Records that describe figures:
** begin **
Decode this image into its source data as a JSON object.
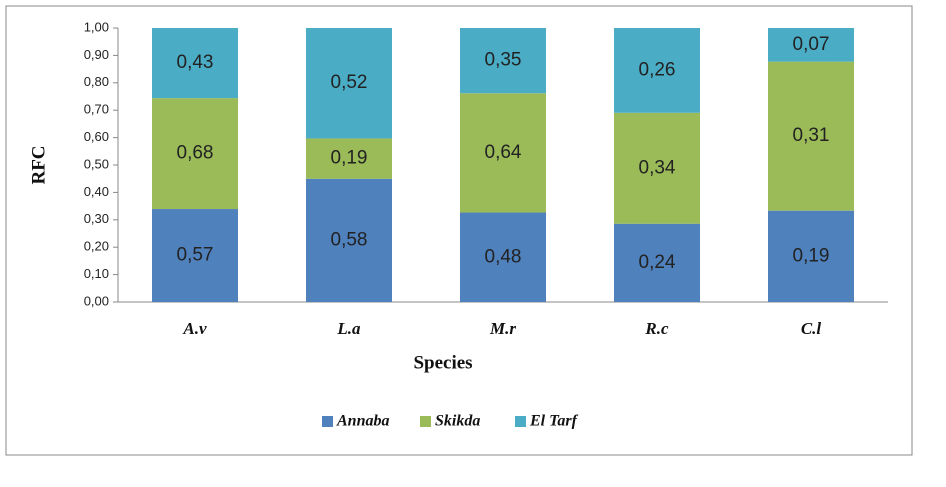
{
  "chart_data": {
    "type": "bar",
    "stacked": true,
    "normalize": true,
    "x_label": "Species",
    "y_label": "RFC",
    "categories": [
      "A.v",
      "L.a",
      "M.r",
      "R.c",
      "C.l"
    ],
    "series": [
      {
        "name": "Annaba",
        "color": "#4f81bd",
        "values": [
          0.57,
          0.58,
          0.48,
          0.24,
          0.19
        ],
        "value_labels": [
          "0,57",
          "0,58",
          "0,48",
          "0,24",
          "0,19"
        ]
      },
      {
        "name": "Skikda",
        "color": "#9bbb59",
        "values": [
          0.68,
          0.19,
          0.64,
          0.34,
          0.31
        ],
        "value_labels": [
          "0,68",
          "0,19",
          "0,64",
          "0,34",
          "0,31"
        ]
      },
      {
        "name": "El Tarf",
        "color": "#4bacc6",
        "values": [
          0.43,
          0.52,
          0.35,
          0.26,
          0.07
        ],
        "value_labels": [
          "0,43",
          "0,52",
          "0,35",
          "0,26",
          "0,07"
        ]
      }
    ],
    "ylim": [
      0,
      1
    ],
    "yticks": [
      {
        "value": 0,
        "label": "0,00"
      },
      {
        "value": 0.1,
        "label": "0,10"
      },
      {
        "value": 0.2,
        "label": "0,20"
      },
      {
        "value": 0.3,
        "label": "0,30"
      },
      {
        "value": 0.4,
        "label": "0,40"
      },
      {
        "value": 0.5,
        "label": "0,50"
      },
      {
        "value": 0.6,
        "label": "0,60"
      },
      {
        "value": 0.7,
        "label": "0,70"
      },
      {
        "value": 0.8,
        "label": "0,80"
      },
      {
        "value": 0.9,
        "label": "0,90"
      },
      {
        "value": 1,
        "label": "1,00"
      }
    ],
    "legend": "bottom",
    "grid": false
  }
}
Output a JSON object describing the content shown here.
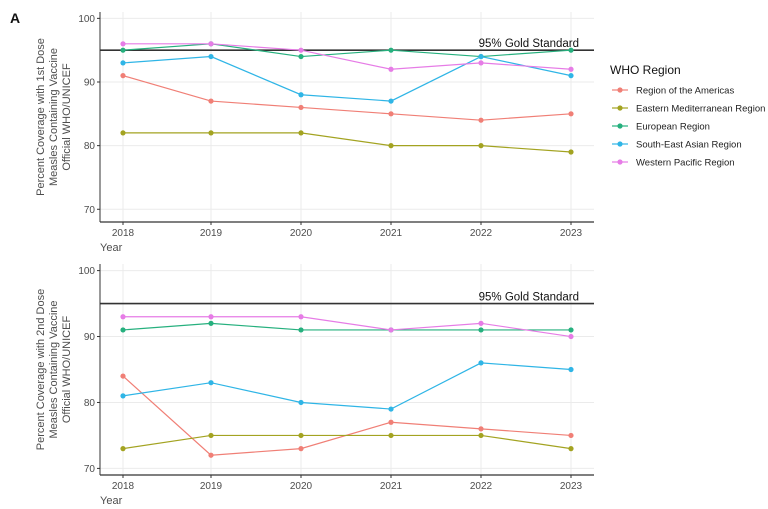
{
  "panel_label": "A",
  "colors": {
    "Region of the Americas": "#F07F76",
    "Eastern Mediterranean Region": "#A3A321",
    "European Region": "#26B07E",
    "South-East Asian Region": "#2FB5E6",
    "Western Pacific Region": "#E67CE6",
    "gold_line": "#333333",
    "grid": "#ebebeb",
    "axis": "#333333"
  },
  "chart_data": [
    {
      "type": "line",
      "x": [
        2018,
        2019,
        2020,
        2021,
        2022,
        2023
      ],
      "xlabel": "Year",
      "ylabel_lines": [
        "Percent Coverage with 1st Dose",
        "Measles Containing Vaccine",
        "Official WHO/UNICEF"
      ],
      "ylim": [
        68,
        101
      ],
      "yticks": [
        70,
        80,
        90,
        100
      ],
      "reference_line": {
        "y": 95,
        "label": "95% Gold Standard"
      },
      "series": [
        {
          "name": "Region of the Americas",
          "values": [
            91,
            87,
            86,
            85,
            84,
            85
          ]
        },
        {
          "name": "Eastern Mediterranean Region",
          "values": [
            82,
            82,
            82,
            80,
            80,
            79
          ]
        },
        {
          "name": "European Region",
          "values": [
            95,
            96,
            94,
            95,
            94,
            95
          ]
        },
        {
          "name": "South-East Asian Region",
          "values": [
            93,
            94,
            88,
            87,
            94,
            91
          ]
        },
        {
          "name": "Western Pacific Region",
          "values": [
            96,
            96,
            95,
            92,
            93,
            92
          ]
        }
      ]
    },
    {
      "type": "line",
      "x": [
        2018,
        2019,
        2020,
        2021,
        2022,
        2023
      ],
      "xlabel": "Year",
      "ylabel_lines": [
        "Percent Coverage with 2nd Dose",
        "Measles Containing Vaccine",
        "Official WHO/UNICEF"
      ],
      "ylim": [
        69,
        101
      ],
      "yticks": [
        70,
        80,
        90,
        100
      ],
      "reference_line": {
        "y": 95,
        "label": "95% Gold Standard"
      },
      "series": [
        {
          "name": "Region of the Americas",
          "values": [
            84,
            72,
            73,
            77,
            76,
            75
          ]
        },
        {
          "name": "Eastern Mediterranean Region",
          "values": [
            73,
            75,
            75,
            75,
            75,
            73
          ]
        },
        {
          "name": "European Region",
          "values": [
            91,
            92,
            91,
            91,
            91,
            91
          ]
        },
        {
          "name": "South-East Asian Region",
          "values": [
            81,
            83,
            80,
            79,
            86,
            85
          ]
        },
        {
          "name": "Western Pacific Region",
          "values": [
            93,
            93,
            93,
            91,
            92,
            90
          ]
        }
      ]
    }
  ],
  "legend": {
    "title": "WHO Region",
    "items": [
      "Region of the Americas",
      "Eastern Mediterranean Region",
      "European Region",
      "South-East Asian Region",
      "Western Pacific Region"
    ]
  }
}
** end **
EXERCISE AIM -
Check each line of the records above for the string "Coverage", and report every line that has it.

THE COMPLETED TASK -
        "Percent Coverage with 1st Dose",
        "Percent Coverage with 2nd Dose",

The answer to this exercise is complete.